===== GIVEN DATA

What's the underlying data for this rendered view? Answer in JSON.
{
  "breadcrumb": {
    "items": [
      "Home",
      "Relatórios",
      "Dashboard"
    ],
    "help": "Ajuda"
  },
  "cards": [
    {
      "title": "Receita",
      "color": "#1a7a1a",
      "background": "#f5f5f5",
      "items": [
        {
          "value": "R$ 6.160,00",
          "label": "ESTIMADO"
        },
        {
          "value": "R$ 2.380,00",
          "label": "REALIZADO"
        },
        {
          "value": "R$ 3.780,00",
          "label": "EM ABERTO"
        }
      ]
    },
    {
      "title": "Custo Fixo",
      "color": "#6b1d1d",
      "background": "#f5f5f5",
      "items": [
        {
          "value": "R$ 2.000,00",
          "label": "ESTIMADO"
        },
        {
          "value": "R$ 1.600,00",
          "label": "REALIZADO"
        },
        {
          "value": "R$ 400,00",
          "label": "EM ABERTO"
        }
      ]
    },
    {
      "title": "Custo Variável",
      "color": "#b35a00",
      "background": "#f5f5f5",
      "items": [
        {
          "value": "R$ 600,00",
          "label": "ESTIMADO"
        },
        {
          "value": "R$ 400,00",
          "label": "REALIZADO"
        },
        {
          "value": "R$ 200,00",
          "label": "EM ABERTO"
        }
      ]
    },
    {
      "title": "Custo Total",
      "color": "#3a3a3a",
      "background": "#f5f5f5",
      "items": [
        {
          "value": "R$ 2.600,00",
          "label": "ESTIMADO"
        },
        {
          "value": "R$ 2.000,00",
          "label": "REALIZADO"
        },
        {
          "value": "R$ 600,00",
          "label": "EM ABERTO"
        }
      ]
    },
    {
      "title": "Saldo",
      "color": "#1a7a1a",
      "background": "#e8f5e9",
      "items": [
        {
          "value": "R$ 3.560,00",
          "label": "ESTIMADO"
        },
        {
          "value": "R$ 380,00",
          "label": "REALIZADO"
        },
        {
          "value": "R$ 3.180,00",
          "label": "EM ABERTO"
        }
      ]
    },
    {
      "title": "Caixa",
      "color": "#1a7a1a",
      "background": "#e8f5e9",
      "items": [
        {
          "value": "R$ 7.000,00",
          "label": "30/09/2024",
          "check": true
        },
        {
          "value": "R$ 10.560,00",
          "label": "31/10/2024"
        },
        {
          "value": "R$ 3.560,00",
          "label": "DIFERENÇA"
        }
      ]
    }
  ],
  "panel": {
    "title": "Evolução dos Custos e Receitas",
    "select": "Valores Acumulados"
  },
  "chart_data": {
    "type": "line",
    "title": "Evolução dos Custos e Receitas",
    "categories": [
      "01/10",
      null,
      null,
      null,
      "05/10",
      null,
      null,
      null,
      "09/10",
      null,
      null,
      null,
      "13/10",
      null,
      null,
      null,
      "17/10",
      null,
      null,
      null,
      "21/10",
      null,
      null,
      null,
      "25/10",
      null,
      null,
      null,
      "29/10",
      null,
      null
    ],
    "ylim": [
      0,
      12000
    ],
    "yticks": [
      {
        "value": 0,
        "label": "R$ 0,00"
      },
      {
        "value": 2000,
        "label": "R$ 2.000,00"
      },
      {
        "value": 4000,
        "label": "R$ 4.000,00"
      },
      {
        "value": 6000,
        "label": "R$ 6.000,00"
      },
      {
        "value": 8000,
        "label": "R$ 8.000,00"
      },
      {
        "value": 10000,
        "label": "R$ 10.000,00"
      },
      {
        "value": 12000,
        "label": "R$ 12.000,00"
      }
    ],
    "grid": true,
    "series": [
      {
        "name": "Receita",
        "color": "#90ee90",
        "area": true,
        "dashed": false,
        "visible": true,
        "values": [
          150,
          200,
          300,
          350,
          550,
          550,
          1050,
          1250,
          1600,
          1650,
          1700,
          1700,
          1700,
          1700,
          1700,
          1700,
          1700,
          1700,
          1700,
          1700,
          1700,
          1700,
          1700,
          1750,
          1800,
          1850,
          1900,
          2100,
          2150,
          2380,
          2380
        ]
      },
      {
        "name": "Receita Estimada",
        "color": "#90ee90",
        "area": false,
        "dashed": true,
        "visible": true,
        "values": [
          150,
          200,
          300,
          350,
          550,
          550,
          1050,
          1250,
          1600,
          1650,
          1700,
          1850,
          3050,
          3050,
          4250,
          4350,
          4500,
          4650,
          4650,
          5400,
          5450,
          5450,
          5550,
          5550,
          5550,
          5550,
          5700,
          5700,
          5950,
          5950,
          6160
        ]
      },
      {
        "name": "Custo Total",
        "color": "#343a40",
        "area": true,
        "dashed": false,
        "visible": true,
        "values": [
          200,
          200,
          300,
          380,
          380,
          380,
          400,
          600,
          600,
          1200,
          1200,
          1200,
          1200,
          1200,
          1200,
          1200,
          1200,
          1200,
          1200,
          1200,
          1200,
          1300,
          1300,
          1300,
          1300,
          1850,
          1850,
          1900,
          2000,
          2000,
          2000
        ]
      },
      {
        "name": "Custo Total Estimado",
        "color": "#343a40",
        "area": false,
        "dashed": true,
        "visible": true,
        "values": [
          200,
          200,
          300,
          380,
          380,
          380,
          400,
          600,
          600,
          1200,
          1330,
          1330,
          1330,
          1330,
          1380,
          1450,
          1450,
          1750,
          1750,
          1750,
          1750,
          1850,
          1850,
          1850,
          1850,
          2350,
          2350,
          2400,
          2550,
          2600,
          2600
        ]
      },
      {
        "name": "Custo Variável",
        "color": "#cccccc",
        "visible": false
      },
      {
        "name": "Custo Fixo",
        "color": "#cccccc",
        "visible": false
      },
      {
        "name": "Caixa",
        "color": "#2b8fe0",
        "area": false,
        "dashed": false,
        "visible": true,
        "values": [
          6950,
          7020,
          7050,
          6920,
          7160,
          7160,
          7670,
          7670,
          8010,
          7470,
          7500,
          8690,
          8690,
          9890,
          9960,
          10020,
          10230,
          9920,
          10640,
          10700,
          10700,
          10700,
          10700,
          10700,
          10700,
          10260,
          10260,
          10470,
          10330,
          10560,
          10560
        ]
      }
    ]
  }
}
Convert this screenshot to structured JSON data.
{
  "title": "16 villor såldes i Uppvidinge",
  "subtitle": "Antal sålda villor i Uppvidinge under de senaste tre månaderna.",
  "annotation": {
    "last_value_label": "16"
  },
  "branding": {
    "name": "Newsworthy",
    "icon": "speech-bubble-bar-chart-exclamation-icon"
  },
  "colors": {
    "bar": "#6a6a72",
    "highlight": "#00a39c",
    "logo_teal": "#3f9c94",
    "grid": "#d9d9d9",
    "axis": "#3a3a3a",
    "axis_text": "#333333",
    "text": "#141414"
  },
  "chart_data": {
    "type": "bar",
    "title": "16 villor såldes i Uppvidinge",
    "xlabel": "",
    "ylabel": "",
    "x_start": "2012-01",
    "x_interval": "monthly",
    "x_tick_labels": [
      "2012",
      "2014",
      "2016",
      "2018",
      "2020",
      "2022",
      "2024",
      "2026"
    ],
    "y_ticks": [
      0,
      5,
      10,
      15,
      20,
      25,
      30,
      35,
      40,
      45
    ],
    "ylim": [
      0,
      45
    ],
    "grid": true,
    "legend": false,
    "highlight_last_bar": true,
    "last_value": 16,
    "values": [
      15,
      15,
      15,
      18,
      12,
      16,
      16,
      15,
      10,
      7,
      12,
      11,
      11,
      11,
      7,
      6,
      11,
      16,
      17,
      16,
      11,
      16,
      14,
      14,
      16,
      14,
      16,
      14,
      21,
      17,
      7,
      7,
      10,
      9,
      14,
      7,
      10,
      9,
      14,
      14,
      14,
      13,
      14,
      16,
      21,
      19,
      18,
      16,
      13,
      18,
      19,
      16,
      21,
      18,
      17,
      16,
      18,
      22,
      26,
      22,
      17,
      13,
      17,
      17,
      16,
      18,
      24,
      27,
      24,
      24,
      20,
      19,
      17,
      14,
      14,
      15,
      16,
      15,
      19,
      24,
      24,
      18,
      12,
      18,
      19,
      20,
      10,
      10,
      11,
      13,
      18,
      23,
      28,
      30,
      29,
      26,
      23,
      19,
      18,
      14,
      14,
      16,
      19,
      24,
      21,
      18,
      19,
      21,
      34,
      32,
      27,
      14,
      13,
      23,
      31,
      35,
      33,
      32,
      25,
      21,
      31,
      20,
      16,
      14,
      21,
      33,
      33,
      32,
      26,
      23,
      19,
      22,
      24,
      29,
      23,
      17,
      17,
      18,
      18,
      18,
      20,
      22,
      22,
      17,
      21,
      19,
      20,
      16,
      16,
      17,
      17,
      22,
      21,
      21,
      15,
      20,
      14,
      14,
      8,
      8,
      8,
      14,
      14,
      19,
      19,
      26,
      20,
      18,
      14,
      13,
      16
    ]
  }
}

==========

Locate all lines in the listing above with the word "såldes". Copy them.

  "title": "16 villor såldes i Uppvidinge",
    "title": "16 villor såldes i Uppvidinge",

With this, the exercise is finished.